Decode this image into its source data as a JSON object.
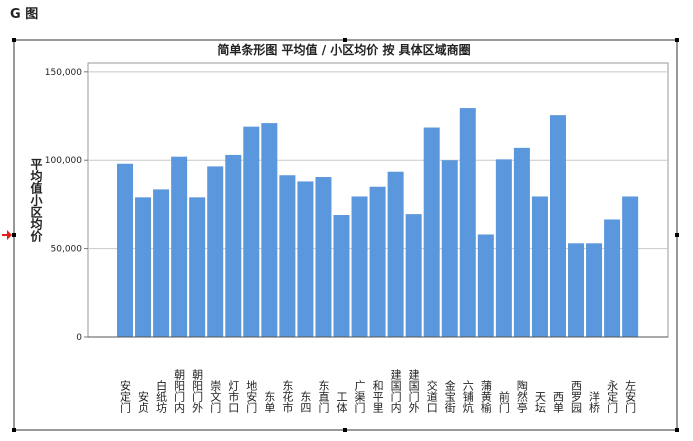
{
  "header": {
    "title": "G 图"
  },
  "chart_data": {
    "type": "bar",
    "title": "简单条形图 平均值 / 小区均价 按 具体区域商圈",
    "y_label": "平均值小区均价",
    "categories": [
      "安定门",
      "安贞",
      "白纸坊",
      "朝阳门内",
      "朝阳门外",
      "崇文门",
      "灯市口",
      "地安门",
      "东单",
      "东花市",
      "东四",
      "东直门",
      "工体",
      "广渠门",
      "和平里",
      "建国门内",
      "建国门外",
      "交道口",
      "金宝街",
      "六铺炕",
      "蒲黄榆",
      "前门",
      "陶然亭",
      "天坛",
      "西单",
      "西罗园",
      "洋桥",
      "永定门",
      "左安门"
    ],
    "values": [
      98000,
      79000,
      83500,
      102000,
      79000,
      96500,
      103000,
      119000,
      121000,
      91500,
      88000,
      90500,
      69000,
      79500,
      85000,
      93500,
      69500,
      118500,
      100000,
      129500,
      58000,
      100500,
      107000,
      79500,
      125500,
      53000,
      53000,
      66500,
      79500
    ],
    "color": "#5b97dc",
    "ylim": [
      0,
      155000
    ],
    "yticks": [
      0,
      {
        "value": 50000,
        "label": "50,000"
      },
      {
        "value": 100000,
        "label": "100,000"
      },
      {
        "value": 150000,
        "label": "150,000"
      }
    ],
    "grid": true
  }
}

—————

EXERCISE GOAL:
Restate each entry word for word, leaving out any pictures.

OUTPUT FOR THIS TASK:
Decode this image into its source data as a JSON object.
{
  "header": {
    "title": "G 图"
  },
  "chart_data": {
    "type": "bar",
    "title": "简单条形图 平均值 / 小区均价 按 具体区域商圈",
    "y_label": "平均值小区均价",
    "categories": [
      "安定门",
      "安贞",
      "白纸坊",
      "朝阳门内",
      "朝阳门外",
      "崇文门",
      "灯市口",
      "地安门",
      "东单",
      "东花市",
      "东四",
      "东直门",
      "工体",
      "广渠门",
      "和平里",
      "建国门内",
      "建国门外",
      "交道口",
      "金宝街",
      "六铺炕",
      "蒲黄榆",
      "前门",
      "陶然亭",
      "天坛",
      "西单",
      "西罗园",
      "洋桥",
      "永定门",
      "左安门"
    ],
    "values": [
      98000,
      79000,
      83500,
      102000,
      79000,
      96500,
      103000,
      119000,
      121000,
      91500,
      88000,
      90500,
      69000,
      79500,
      85000,
      93500,
      69500,
      118500,
      100000,
      129500,
      58000,
      100500,
      107000,
      79500,
      125500,
      53000,
      53000,
      66500,
      79500
    ],
    "color": "#5b97dc",
    "ylim": [
      0,
      155000
    ],
    "yticks": [
      0,
      {
        "value": 50000,
        "label": "50,000"
      },
      {
        "value": 100000,
        "label": "100,000"
      },
      {
        "value": 150000,
        "label": "150,000"
      }
    ],
    "grid": true
  }
}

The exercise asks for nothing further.